(Dataset items)
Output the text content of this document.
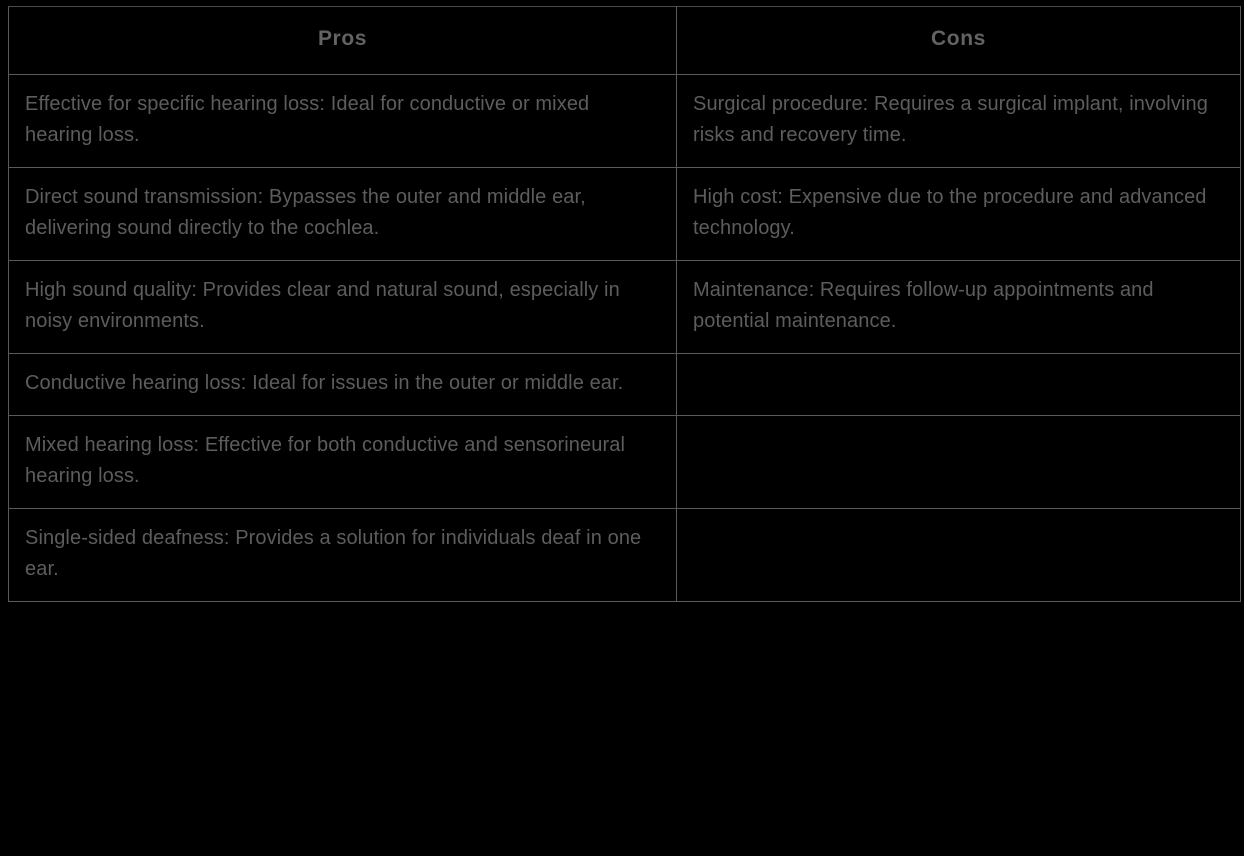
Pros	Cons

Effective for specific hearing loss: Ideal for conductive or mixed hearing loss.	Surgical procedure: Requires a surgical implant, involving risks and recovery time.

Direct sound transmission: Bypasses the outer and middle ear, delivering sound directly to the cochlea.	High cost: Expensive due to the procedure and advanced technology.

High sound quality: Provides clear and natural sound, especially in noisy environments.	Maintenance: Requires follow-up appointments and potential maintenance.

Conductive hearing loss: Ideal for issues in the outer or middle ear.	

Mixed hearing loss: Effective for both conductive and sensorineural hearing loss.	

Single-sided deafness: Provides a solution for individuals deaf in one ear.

▶ **Given task**
Work out the count of lines containing the word "High", then write only that count.

▶ **Final answer**
2